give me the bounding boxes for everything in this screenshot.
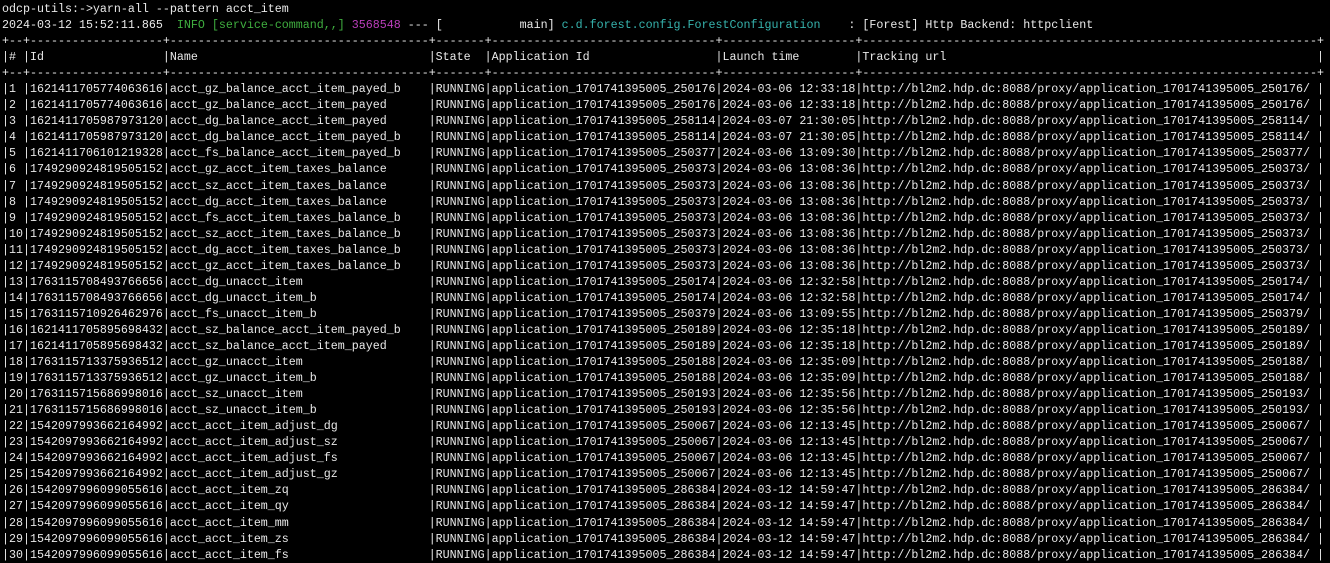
yarn-applications-table: +--+-------------------+----------------…: [2, 33, 1330, 563]
log-logger: c.d.forest.config.ForestConfiguration: [562, 18, 821, 32]
log-thread: --- [ main]: [401, 18, 562, 32]
table-row: |27|1542097996099055616|acct_acct_item_q…: [2, 498, 1330, 514]
table-border-header: +--+-------------------+----------------…: [2, 65, 1330, 81]
table-row: |11|1749290924819505152|acct_dg_acct_ite…: [2, 242, 1330, 258]
table-row: |25|1542097993662164992|acct_acct_item_a…: [2, 466, 1330, 482]
log-timestamp: 2024-03-12 15:52:11.865: [2, 18, 177, 32]
table-row: |24|1542097993662164992|acct_acct_item_a…: [2, 450, 1330, 466]
table-row: |26|1542097996099055616|acct_acct_item_z…: [2, 482, 1330, 498]
table-row: |10|1749290924819505152|acct_sz_acct_ite…: [2, 226, 1330, 242]
table-border-top: +--+-------------------+----------------…: [2, 33, 1330, 49]
table-row: |22|1542097993662164992|acct_acct_item_a…: [2, 418, 1330, 434]
table-row: |30|1542097996099055616|acct_acct_item_f…: [2, 547, 1330, 563]
table-row: |15|1763115710926462976|acct_fs_unacct_i…: [2, 306, 1330, 322]
table-row: |17|1621411705895698432|acct_sz_balance_…: [2, 338, 1330, 354]
table-row: |14|1763115708493766656|acct_dg_unacct_i…: [2, 290, 1330, 306]
log-message: : [Forest] Http Backend: httpclient: [820, 18, 1093, 32]
log-pid: 3568548: [352, 18, 401, 32]
table-row: |8 |1749290924819505152|acct_dg_acct_ite…: [2, 194, 1330, 210]
table-row: |23|1542097993662164992|acct_acct_item_a…: [2, 434, 1330, 450]
command-line: odcp-utils:->yarn-all --pattern acct_ite…: [2, 1, 1330, 17]
log-line: 2024-03-12 15:52:11.865 INFO [service-co…: [2, 17, 1330, 33]
table-row: |12|1749290924819505152|acct_gz_acct_ite…: [2, 258, 1330, 274]
log-gap-2: [345, 18, 352, 32]
table-row: |29|1542097996099055616|acct_acct_item_z…: [2, 531, 1330, 547]
log-gap-1: [205, 18, 212, 32]
command-text: odcp-utils:->yarn-all --pattern acct_ite…: [2, 2, 289, 16]
table-row: |3 |1621411705987973120|acct_dg_balance_…: [2, 113, 1330, 129]
log-level: INFO: [177, 18, 205, 32]
table-header-row: |# |Id |Name |State |Application Id |Lau…: [2, 49, 1330, 65]
table-row: |19|1763115713375936512|acct_gz_unacct_i…: [2, 370, 1330, 386]
table-row: |20|1763115715686998016|acct_sz_unacct_i…: [2, 386, 1330, 402]
table-row: |7 |1749290924819505152|acct_sz_acct_ite…: [2, 178, 1330, 194]
table-row: |2 |1621411705774063616|acct_gz_balance_…: [2, 97, 1330, 113]
terminal-window[interactable]: odcp-utils:->yarn-all --pattern acct_ite…: [0, 0, 1330, 563]
table-row: |4 |1621411705987973120|acct_dg_balance_…: [2, 129, 1330, 145]
log-context: [service-command,,]: [212, 18, 345, 32]
table-row: |6 |1749290924819505152|acct_gz_acct_ite…: [2, 161, 1330, 177]
table-row: |5 |1621411706101219328|acct_fs_balance_…: [2, 145, 1330, 161]
table-row: |1 |1621411705774063616|acct_gz_balance_…: [2, 81, 1330, 97]
table-row: |16|1621411705895698432|acct_sz_balance_…: [2, 322, 1330, 338]
table-row: |9 |1749290924819505152|acct_fs_acct_ite…: [2, 210, 1330, 226]
table-row: |28|1542097996099055616|acct_acct_item_m…: [2, 515, 1330, 531]
table-row: |18|1763115713375936512|acct_gz_unacct_i…: [2, 354, 1330, 370]
table-row: |13|1763115708493766656|acct_dg_unacct_i…: [2, 274, 1330, 290]
table-row: |21|1763115715686998016|acct_sz_unacct_i…: [2, 402, 1330, 418]
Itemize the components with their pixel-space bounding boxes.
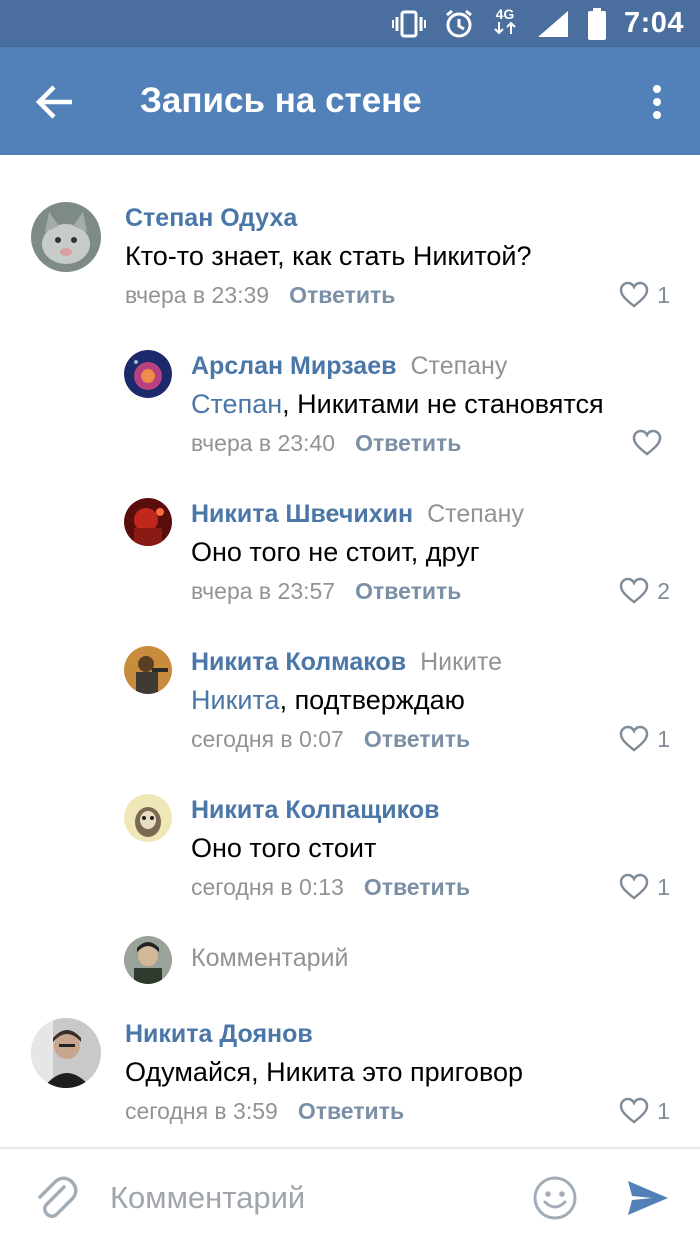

-----

Output every item above again exactly as it appears, with the pictures left out.

The completed task »
give me the bounding boxes for everything in this screenshot.
yarn-applications-table: +--+-------------------+----------------…: [2, 33, 1330, 563]
log-logger: c.d.forest.config.ForestConfiguration: [562, 18, 821, 32]
log-thread: --- [ main]: [401, 18, 562, 32]
table-row: |27|1542097996099055616|acct_acct_item_q…: [2, 498, 1330, 514]
table-border-header: +--+-------------------+----------------…: [2, 65, 1330, 81]
table-row: |11|1749290924819505152|acct_dg_acct_ite…: [2, 242, 1330, 258]
table-row: |25|1542097993662164992|acct_acct_item_a…: [2, 466, 1330, 482]
log-timestamp: 2024-03-12 15:52:11.865: [2, 18, 177, 32]
table-row: |24|1542097993662164992|acct_acct_item_a…: [2, 450, 1330, 466]
table-row: |26|1542097996099055616|acct_acct_item_z…: [2, 482, 1330, 498]
table-row: |10|1749290924819505152|acct_sz_acct_ite…: [2, 226, 1330, 242]
table-border-top: +--+-------------------+----------------…: [2, 33, 1330, 49]
table-row: |22|1542097993662164992|acct_acct_item_a…: [2, 418, 1330, 434]
table-row: |30|1542097996099055616|acct_acct_item_f…: [2, 547, 1330, 563]
table-row: |15|1763115710926462976|acct_fs_unacct_i…: [2, 306, 1330, 322]
table-row: |17|1621411705895698432|acct_sz_balance_…: [2, 338, 1330, 354]
table-row: |14|1763115708493766656|acct_dg_unacct_i…: [2, 290, 1330, 306]
log-message: : [Forest] Http Backend: httpclient: [820, 18, 1093, 32]
log-pid: 3568548: [352, 18, 401, 32]
table-row: |8 |1749290924819505152|acct_dg_acct_ite…: [2, 194, 1330, 210]
table-row: |23|1542097993662164992|acct_acct_item_a…: [2, 434, 1330, 450]
command-line: odcp-utils:->yarn-all --pattern acct_ite…: [2, 1, 1330, 17]
log-line: 2024-03-12 15:52:11.865 INFO [service-co…: [2, 17, 1330, 33]
table-row: |12|1749290924819505152|acct_gz_acct_ite…: [2, 258, 1330, 274]
log-gap-2: [345, 18, 352, 32]
table-row: |29|1542097996099055616|acct_acct_item_z…: [2, 531, 1330, 547]
log-gap-1: [205, 18, 212, 32]
command-text: odcp-utils:->yarn-all --pattern acct_ite…: [2, 2, 289, 16]
table-row: |3 |1621411705987973120|acct_dg_balance_…: [2, 113, 1330, 129]
log-level: INFO: [177, 18, 205, 32]
table-header-row: |# |Id |Name |State |Application Id |Lau…: [2, 49, 1330, 65]
table-row: |19|1763115713375936512|acct_gz_unacct_i…: [2, 370, 1330, 386]
table-row: |20|1763115715686998016|acct_sz_unacct_i…: [2, 386, 1330, 402]
table-row: |7 |1749290924819505152|acct_sz_acct_ite…: [2, 178, 1330, 194]
table-row: |2 |1621411705774063616|acct_gz_balance_…: [2, 97, 1330, 113]
terminal-window[interactable]: odcp-utils:->yarn-all --pattern acct_ite…: [0, 0, 1330, 563]
table-row: |4 |1621411705987973120|acct_dg_balance_…: [2, 129, 1330, 145]
log-context: [service-command,,]: [212, 18, 345, 32]
table-row: |6 |1749290924819505152|acct_gz_acct_ite…: [2, 161, 1330, 177]
table-row: |5 |1621411706101219328|acct_fs_balance_…: [2, 145, 1330, 161]
table-row: |1 |1621411705774063616|acct_gz_balance_…: [2, 81, 1330, 97]
table-row: |16|1621411705895698432|acct_sz_balance_…: [2, 322, 1330, 338]
table-row: |9 |1749290924819505152|acct_fs_acct_ite…: [2, 210, 1330, 226]
table-row: |28|1542097996099055616|acct_acct_item_m…: [2, 515, 1330, 531]
table-row: |18|1763115713375936512|acct_gz_unacct_i…: [2, 354, 1330, 370]
table-row: |13|1763115708493766656|acct_dg_unacct_i…: [2, 274, 1330, 290]
table-row: |21|1763115715686998016|acct_sz_unacct_i…: [2, 402, 1330, 418]
Itemize the components with their pixel-space bounding boxes.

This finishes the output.